(Dataset records)
"""
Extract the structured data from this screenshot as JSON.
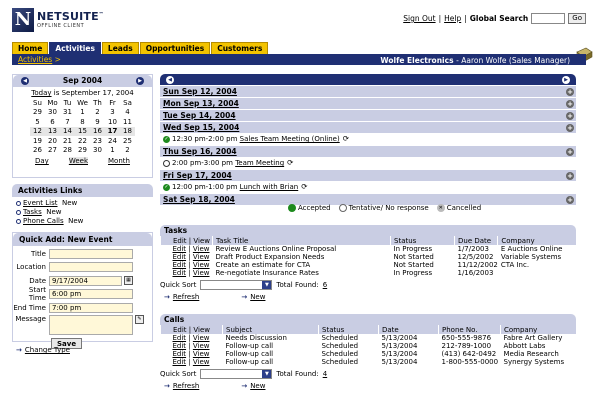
{
  "brand": {
    "name": "NETSUITE",
    "sub": "OFFLINE CLIENT",
    "tm": "™"
  },
  "toplinks": {
    "signout": "Sign Out",
    "sep1": "|",
    "help": "Help",
    "sep2": "|",
    "search_label": "Global Search",
    "go": "Go"
  },
  "tabs": [
    "Home",
    "Activities",
    "Leads",
    "Opportunities",
    "Customers"
  ],
  "breadcrumb": {
    "link": "Activities",
    "sep": ">"
  },
  "company": {
    "name": "Wolfe Electronics",
    "user": "- Aaron Wolfe (Sales Manager)"
  },
  "calendar": {
    "month": "Sep 2004",
    "today_link": "Today",
    "today_text": "is September 17, 2004",
    "weekdays": [
      "Su",
      "Mo",
      "Tu",
      "We",
      "Th",
      "Fr",
      "Sa"
    ],
    "weeks": [
      [
        "29",
        "30",
        "31",
        "1",
        "2",
        "3",
        "4"
      ],
      [
        "5",
        "6",
        "7",
        "8",
        "9",
        "10",
        "11"
      ],
      [
        "12",
        "13",
        "14",
        "15",
        "16",
        "17",
        "18"
      ],
      [
        "19",
        "20",
        "21",
        "22",
        "23",
        "24",
        "25"
      ],
      [
        "26",
        "27",
        "28",
        "29",
        "30",
        "1",
        "2"
      ]
    ],
    "views": [
      "Day",
      "Week",
      "Month"
    ]
  },
  "activities_links": {
    "title": "Activities Links",
    "items": [
      {
        "label": "Event List",
        "extra": "New"
      },
      {
        "label": "Tasks",
        "extra": "New"
      },
      {
        "label": "Phone Calls",
        "extra": "New"
      }
    ]
  },
  "quick_add": {
    "title": "Quick Add: New Event",
    "title_label": "Title",
    "location_label": "Location",
    "date_label": "Date",
    "date_value": "9/17/2004",
    "start_label": "Start Time",
    "start_value": "6:00 pm",
    "end_label": "End Time",
    "end_value": "7:00 pm",
    "message_label": "Message",
    "save": "Save",
    "change_type": "Change Type"
  },
  "week": {
    "days": [
      {
        "label": "Sun Sep 12, 2004",
        "events": []
      },
      {
        "label": "Mon Sep 13, 2004",
        "events": []
      },
      {
        "label": "Tue Sep 14, 2004",
        "events": []
      },
      {
        "label": "Wed Sep 15, 2004",
        "events": [
          {
            "time": "12:30 pm-2:00 pm",
            "title": "Sales Team Meeting (Online)",
            "status": "accepted"
          }
        ]
      },
      {
        "label": "Thu Sep 16, 2004",
        "events": [
          {
            "time": "2:00 pm-3:00 pm",
            "title": "Team Meeting",
            "status": "tentative"
          }
        ]
      },
      {
        "label": "Fri Sep 17, 2004",
        "events": [
          {
            "time": "12:00 pm-1:00 pm",
            "title": "Lunch with Brian",
            "status": "accepted"
          }
        ]
      },
      {
        "label": "Sat Sep 18, 2004",
        "events": []
      }
    ],
    "legend": {
      "accepted": "Accepted",
      "tentative": "Tentative/ No response",
      "cancelled": "Cancelled"
    }
  },
  "tasks": {
    "title": "Tasks",
    "headers": [
      "Edit | View",
      "Task Title",
      "Status",
      "Due Date",
      "Company"
    ],
    "rows": [
      [
        "Review E Auctions Online Proposal",
        "In Progress",
        "1/7/2003",
        "E Auctions Online"
      ],
      [
        "Draft Product Expansion Needs",
        "Not Started",
        "12/5/2002",
        "Variable Systems"
      ],
      [
        "Create an estimate for CTA",
        "Not Started",
        "11/12/2002",
        "CTA Inc."
      ],
      [
        "Re-negotiate Insurance Rates",
        "In Progress",
        "1/16/2003",
        ""
      ]
    ],
    "quick_sort": "Quick Sort",
    "total_label": "Total Found:",
    "total": "6",
    "refresh": "Refresh",
    "new": "New"
  },
  "calls": {
    "title": "Calls",
    "headers": [
      "Edit | View",
      "Subject",
      "Status",
      "Date",
      "Phone No.",
      "Company"
    ],
    "rows": [
      [
        "Needs Discussion",
        "Scheduled",
        "5/13/2004",
        "650-555-9876",
        "Fabre Art Gallery"
      ],
      [
        "Follow-up call",
        "Scheduled",
        "5/13/2004",
        "212-789-1000",
        "Abbott Labs"
      ],
      [
        "Follow-up call",
        "Scheduled",
        "5/13/2004",
        "(413) 642-0492",
        "Media Research"
      ],
      [
        "Follow-up call",
        "Scheduled",
        "5/13/2004",
        "1-800-555-0000",
        "Synergy Systems"
      ]
    ],
    "quick_sort": "Quick Sort",
    "total_label": "Total Found:",
    "total": "4",
    "refresh": "Refresh",
    "new": "New"
  },
  "edit": "Edit",
  "view": "View",
  "pipe": "|",
  "colors": {
    "navy": "#1f2f73",
    "tab_yellow": "#f3c300",
    "panel": "#c9cde3",
    "accepted": "#1d8a1d"
  }
}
"""
_Aim_: Set down all the data again exactly as above, pictures excluded.

_Exercise solution_:
Extract the structured data from this screenshot as JSON.
{
  "brand": {
    "name": "NETSUITE",
    "sub": "OFFLINE CLIENT",
    "tm": "™"
  },
  "toplinks": {
    "signout": "Sign Out",
    "sep1": "|",
    "help": "Help",
    "sep2": "|",
    "search_label": "Global Search",
    "go": "Go"
  },
  "tabs": [
    "Home",
    "Activities",
    "Leads",
    "Opportunities",
    "Customers"
  ],
  "breadcrumb": {
    "link": "Activities",
    "sep": ">"
  },
  "company": {
    "name": "Wolfe Electronics",
    "user": "- Aaron Wolfe (Sales Manager)"
  },
  "calendar": {
    "month": "Sep 2004",
    "today_link": "Today",
    "today_text": "is September 17, 2004",
    "weekdays": [
      "Su",
      "Mo",
      "Tu",
      "We",
      "Th",
      "Fr",
      "Sa"
    ],
    "weeks": [
      [
        "29",
        "30",
        "31",
        "1",
        "2",
        "3",
        "4"
      ],
      [
        "5",
        "6",
        "7",
        "8",
        "9",
        "10",
        "11"
      ],
      [
        "12",
        "13",
        "14",
        "15",
        "16",
        "17",
        "18"
      ],
      [
        "19",
        "20",
        "21",
        "22",
        "23",
        "24",
        "25"
      ],
      [
        "26",
        "27",
        "28",
        "29",
        "30",
        "1",
        "2"
      ]
    ],
    "views": [
      "Day",
      "Week",
      "Month"
    ]
  },
  "activities_links": {
    "title": "Activities Links",
    "items": [
      {
        "label": "Event List",
        "extra": "New"
      },
      {
        "label": "Tasks",
        "extra": "New"
      },
      {
        "label": "Phone Calls",
        "extra": "New"
      }
    ]
  },
  "quick_add": {
    "title": "Quick Add: New Event",
    "title_label": "Title",
    "location_label": "Location",
    "date_label": "Date",
    "date_value": "9/17/2004",
    "start_label": "Start Time",
    "start_value": "6:00 pm",
    "end_label": "End Time",
    "end_value": "7:00 pm",
    "message_label": "Message",
    "save": "Save",
    "change_type": "Change Type"
  },
  "week": {
    "days": [
      {
        "label": "Sun Sep 12, 2004",
        "events": []
      },
      {
        "label": "Mon Sep 13, 2004",
        "events": []
      },
      {
        "label": "Tue Sep 14, 2004",
        "events": []
      },
      {
        "label": "Wed Sep 15, 2004",
        "events": [
          {
            "time": "12:30 pm-2:00 pm",
            "title": "Sales Team Meeting (Online)",
            "status": "accepted"
          }
        ]
      },
      {
        "label": "Thu Sep 16, 2004",
        "events": [
          {
            "time": "2:00 pm-3:00 pm",
            "title": "Team Meeting",
            "status": "tentative"
          }
        ]
      },
      {
        "label": "Fri Sep 17, 2004",
        "events": [
          {
            "time": "12:00 pm-1:00 pm",
            "title": "Lunch with Brian",
            "status": "accepted"
          }
        ]
      },
      {
        "label": "Sat Sep 18, 2004",
        "events": []
      }
    ],
    "legend": {
      "accepted": "Accepted",
      "tentative": "Tentative/ No response",
      "cancelled": "Cancelled"
    }
  },
  "tasks": {
    "title": "Tasks",
    "headers": [
      "Edit | View",
      "Task Title",
      "Status",
      "Due Date",
      "Company"
    ],
    "rows": [
      [
        "Review E Auctions Online Proposal",
        "In Progress",
        "1/7/2003",
        "E Auctions Online"
      ],
      [
        "Draft Product Expansion Needs",
        "Not Started",
        "12/5/2002",
        "Variable Systems"
      ],
      [
        "Create an estimate for CTA",
        "Not Started",
        "11/12/2002",
        "CTA Inc."
      ],
      [
        "Re-negotiate Insurance Rates",
        "In Progress",
        "1/16/2003",
        ""
      ]
    ],
    "quick_sort": "Quick Sort",
    "total_label": "Total Found:",
    "total": "6",
    "refresh": "Refresh",
    "new": "New"
  },
  "calls": {
    "title": "Calls",
    "headers": [
      "Edit | View",
      "Subject",
      "Status",
      "Date",
      "Phone No.",
      "Company"
    ],
    "rows": [
      [
        "Needs Discussion",
        "Scheduled",
        "5/13/2004",
        "650-555-9876",
        "Fabre Art Gallery"
      ],
      [
        "Follow-up call",
        "Scheduled",
        "5/13/2004",
        "212-789-1000",
        "Abbott Labs"
      ],
      [
        "Follow-up call",
        "Scheduled",
        "5/13/2004",
        "(413) 642-0492",
        "Media Research"
      ],
      [
        "Follow-up call",
        "Scheduled",
        "5/13/2004",
        "1-800-555-0000",
        "Synergy Systems"
      ]
    ],
    "quick_sort": "Quick Sort",
    "total_label": "Total Found:",
    "total": "4",
    "refresh": "Refresh",
    "new": "New"
  },
  "edit": "Edit",
  "view": "View",
  "pipe": "|",
  "colors": {
    "navy": "#1f2f73",
    "tab_yellow": "#f3c300",
    "panel": "#c9cde3",
    "accepted": "#1d8a1d"
  }
}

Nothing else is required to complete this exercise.